● Stated goal: Output all the entries word for word. Omit the pictures.
** Start Data for this task **
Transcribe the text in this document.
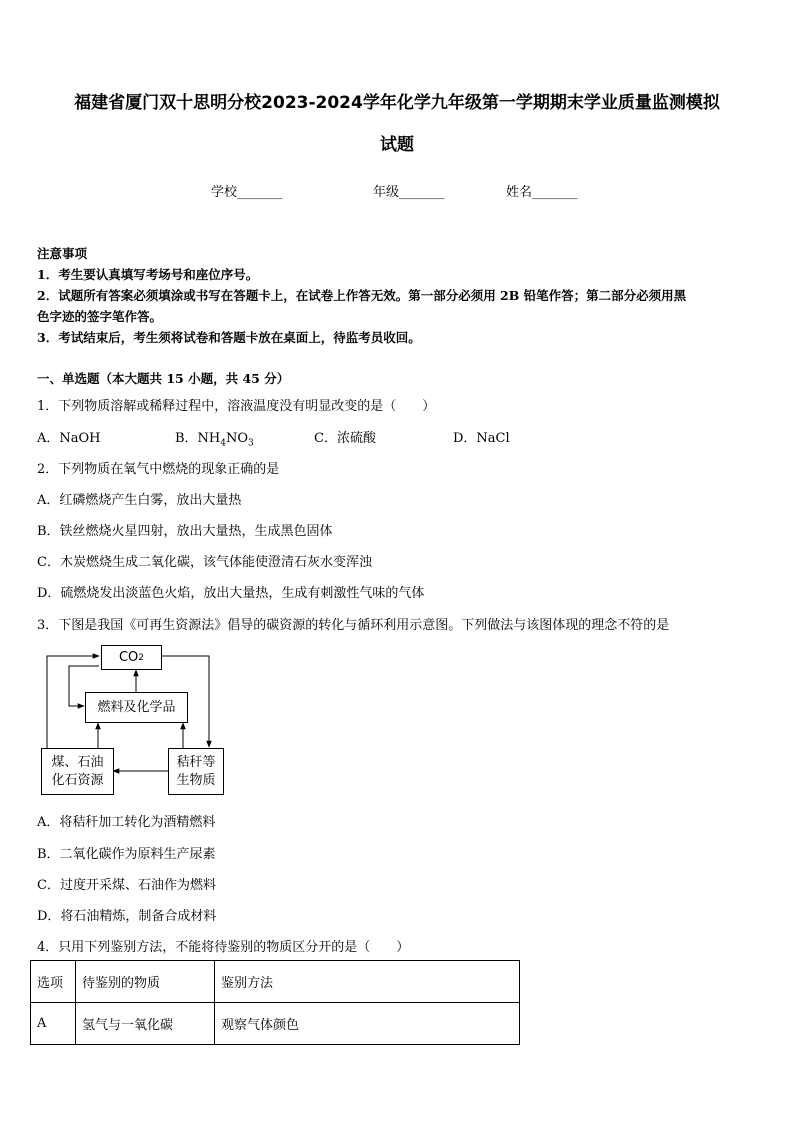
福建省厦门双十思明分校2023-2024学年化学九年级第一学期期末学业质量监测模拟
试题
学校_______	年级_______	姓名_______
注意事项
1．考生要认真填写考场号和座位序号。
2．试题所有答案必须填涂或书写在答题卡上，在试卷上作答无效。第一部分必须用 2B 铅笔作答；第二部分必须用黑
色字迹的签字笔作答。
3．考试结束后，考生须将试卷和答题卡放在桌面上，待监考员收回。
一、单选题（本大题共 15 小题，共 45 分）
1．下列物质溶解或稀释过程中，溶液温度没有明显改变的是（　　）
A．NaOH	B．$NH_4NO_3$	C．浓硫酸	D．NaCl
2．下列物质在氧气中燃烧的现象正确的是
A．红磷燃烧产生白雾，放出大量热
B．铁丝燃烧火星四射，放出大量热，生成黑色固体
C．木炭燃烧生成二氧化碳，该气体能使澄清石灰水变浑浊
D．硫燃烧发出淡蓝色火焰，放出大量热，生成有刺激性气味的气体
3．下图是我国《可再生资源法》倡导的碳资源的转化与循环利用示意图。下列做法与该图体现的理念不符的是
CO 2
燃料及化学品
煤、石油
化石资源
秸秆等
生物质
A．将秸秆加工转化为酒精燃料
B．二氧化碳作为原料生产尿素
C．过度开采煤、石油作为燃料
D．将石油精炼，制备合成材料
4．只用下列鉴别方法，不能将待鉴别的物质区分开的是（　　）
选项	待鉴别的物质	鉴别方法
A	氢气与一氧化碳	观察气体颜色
** End Data for this task **
● Response below:
Transcribe the text in this document.
福建省厦门双十思明分校2023-2024学年化学九年级第一学期期末学业质量监测模拟
试题
学校_______	年级_______	姓名_______
注意事项
1．考生要认真填写考场号和座位序号。
2．试题所有答案必须填涂或书写在答题卡上，在试卷上作答无效。第一部分必须用 2B 铅笔作答；第二部分必须用黑
色字迹的签字笔作答。
3．考试结束后，考生须将试卷和答题卡放在桌面上，待监考员收回。
一、单选题（本大题共 15 小题，共 45 分）
1．下列物质溶解或稀释过程中，溶液温度没有明显改变的是（　　）
A．NaOH	B．$NH_4NO_3$	C．浓硫酸	D．NaCl
2．下列物质在氧气中燃烧的现象正确的是
A．红磷燃烧产生白雾，放出大量热
B．铁丝燃烧火星四射，放出大量热，生成黑色固体
C．木炭燃烧生成二氧化碳，该气体能使澄清石灰水变浑浊
D．硫燃烧发出淡蓝色火焰，放出大量热，生成有刺激性气味的气体
3．下图是我国《可再生资源法》倡导的碳资源的转化与循环利用示意图。下列做法与该图体现的理念不符的是
CO 2
燃料及化学品
煤、石油
化石资源
秸秆等
生物质
A．将秸秆加工转化为酒精燃料
B．二氧化碳作为原料生产尿素
C．过度开采煤、石油作为燃料
D．将石油精炼，制备合成材料
4．只用下列鉴别方法，不能将待鉴别的物质区分开的是（　　）
选项	待鉴别的物质	鉴别方法
A	氢气与一氧化碳	观察气体颜色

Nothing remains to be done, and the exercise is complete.